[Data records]
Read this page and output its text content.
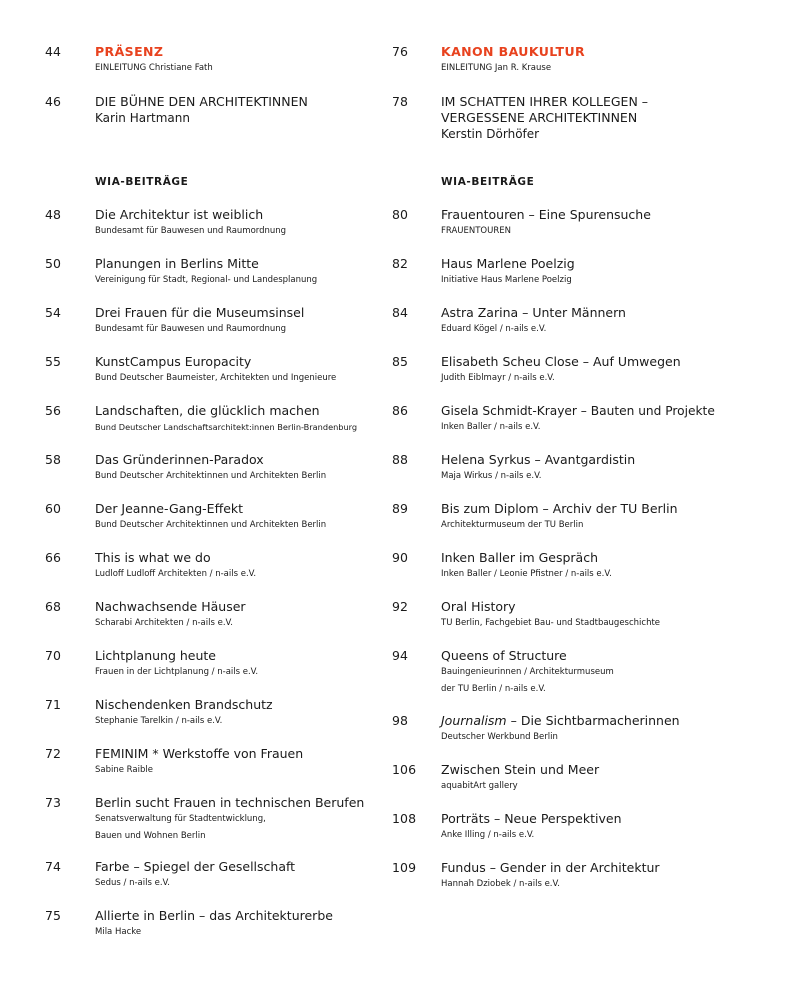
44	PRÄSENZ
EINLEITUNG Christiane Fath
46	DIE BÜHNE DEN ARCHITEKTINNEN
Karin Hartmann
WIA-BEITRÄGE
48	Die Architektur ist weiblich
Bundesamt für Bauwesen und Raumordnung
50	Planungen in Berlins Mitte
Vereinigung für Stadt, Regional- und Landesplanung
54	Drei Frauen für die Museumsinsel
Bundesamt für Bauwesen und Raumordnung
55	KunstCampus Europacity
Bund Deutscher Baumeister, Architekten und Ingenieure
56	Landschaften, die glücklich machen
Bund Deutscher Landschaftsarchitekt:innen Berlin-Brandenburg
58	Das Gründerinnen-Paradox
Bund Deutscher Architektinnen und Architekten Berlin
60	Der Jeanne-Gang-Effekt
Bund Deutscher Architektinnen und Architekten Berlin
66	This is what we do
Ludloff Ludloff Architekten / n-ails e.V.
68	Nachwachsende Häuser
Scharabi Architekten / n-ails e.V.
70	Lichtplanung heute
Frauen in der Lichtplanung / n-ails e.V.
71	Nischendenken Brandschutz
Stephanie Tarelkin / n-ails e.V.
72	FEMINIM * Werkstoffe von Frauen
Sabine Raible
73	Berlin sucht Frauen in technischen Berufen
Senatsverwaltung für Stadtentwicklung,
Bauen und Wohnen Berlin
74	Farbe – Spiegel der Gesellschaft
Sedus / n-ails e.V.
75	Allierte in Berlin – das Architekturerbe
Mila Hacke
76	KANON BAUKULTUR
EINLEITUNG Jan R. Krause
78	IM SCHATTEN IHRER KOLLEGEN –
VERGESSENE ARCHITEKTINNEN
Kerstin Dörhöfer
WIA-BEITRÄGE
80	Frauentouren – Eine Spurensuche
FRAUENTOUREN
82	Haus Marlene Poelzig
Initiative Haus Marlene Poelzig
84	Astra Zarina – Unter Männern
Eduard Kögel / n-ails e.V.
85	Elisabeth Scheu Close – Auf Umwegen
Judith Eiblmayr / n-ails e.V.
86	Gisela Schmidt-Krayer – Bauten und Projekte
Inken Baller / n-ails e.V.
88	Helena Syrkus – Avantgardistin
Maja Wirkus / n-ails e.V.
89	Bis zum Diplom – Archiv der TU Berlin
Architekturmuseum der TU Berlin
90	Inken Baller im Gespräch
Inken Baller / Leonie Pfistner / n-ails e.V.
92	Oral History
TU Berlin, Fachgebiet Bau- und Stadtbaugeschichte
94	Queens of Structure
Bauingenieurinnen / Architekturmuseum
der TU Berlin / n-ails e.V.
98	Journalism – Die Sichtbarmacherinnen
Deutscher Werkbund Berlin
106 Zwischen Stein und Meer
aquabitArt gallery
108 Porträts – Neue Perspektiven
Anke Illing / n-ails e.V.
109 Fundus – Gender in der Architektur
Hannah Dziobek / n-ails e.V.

--

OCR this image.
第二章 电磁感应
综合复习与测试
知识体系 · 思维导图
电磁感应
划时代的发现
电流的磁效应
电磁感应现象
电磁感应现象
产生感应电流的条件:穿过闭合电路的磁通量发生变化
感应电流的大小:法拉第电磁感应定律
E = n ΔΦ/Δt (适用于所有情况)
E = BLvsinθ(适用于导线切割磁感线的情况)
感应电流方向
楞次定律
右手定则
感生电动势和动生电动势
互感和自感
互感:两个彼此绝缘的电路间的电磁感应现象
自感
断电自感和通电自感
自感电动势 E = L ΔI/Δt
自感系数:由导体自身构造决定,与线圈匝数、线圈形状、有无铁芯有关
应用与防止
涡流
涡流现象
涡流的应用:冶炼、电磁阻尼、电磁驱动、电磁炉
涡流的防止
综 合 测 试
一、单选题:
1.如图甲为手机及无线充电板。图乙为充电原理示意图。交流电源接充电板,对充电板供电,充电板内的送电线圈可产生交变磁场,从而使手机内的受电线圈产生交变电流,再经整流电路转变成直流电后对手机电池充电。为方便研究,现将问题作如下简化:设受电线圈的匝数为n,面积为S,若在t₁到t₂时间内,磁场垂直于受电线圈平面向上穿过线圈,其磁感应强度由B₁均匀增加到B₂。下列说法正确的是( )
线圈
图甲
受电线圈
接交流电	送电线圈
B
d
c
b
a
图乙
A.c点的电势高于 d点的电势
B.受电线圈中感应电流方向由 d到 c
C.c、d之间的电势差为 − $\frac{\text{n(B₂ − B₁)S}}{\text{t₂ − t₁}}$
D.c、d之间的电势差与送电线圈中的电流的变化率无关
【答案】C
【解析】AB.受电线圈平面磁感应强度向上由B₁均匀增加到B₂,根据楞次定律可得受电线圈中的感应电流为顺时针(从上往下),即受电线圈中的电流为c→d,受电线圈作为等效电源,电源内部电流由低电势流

# What is being asked
Look for the word "Deutscher" in every line of the listing and copy the lines that have it.

# Full output
Bund Deutscher Baumeister, Architekten und Ingenieure
Bund Deutscher Landschaftsarchitekt:innen Berlin-Brandenburg
Bund Deutscher Architektinnen und Architekten Berlin
Bund Deutscher Architektinnen und Architekten Berlin
Deutscher Werkbund Berlin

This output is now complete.